What this task involves =>
Gather all lines in the data that hold the string "text".

Records for the exercise =>
++++

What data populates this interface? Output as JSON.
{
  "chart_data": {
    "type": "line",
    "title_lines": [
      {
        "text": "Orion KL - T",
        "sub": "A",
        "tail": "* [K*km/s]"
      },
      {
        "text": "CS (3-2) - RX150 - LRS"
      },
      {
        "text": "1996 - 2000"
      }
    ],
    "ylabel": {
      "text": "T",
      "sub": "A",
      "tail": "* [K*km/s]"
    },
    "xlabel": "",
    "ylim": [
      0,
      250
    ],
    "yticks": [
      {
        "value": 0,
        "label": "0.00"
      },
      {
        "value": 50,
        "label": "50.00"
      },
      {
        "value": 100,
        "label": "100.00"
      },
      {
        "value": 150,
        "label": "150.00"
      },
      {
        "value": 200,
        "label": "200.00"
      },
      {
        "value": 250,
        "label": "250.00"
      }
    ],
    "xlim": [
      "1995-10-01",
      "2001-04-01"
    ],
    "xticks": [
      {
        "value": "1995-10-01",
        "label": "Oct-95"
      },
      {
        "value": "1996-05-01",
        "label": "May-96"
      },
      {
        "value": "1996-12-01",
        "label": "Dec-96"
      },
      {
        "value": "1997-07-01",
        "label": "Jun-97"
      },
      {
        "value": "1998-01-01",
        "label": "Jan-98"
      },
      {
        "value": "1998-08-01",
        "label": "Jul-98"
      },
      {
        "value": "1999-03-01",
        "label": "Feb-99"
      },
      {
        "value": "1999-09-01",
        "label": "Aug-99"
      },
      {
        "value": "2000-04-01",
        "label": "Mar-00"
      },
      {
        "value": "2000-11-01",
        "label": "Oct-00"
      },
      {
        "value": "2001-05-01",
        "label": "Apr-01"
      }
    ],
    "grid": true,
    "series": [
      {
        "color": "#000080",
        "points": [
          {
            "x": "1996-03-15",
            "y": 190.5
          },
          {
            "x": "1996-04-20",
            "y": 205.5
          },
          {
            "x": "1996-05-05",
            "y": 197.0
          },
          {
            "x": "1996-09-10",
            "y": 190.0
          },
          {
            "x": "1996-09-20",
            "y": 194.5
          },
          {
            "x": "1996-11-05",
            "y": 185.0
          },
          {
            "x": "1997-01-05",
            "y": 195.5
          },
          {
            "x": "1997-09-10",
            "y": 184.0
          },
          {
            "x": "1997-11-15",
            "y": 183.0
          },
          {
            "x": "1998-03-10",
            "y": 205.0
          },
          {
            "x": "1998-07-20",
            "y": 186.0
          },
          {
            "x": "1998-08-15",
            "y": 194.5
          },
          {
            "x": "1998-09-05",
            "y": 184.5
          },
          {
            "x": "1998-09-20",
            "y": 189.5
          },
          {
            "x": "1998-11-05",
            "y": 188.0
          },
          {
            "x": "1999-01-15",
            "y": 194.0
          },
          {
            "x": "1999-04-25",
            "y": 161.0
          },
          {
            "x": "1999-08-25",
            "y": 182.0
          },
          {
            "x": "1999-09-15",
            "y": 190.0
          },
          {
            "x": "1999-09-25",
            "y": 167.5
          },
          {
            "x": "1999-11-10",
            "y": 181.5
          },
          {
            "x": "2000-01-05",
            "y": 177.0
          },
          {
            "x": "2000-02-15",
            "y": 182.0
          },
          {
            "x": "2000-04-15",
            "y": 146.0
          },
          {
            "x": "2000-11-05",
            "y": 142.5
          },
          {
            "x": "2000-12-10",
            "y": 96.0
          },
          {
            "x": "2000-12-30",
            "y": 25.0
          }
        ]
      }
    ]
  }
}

++++

Response for this exercise =>
        "text": "Orion KL - T",
        "text": "CS (3-2) - RX150 - LRS"
        "text": "1996 - 2000"
      "text": "T",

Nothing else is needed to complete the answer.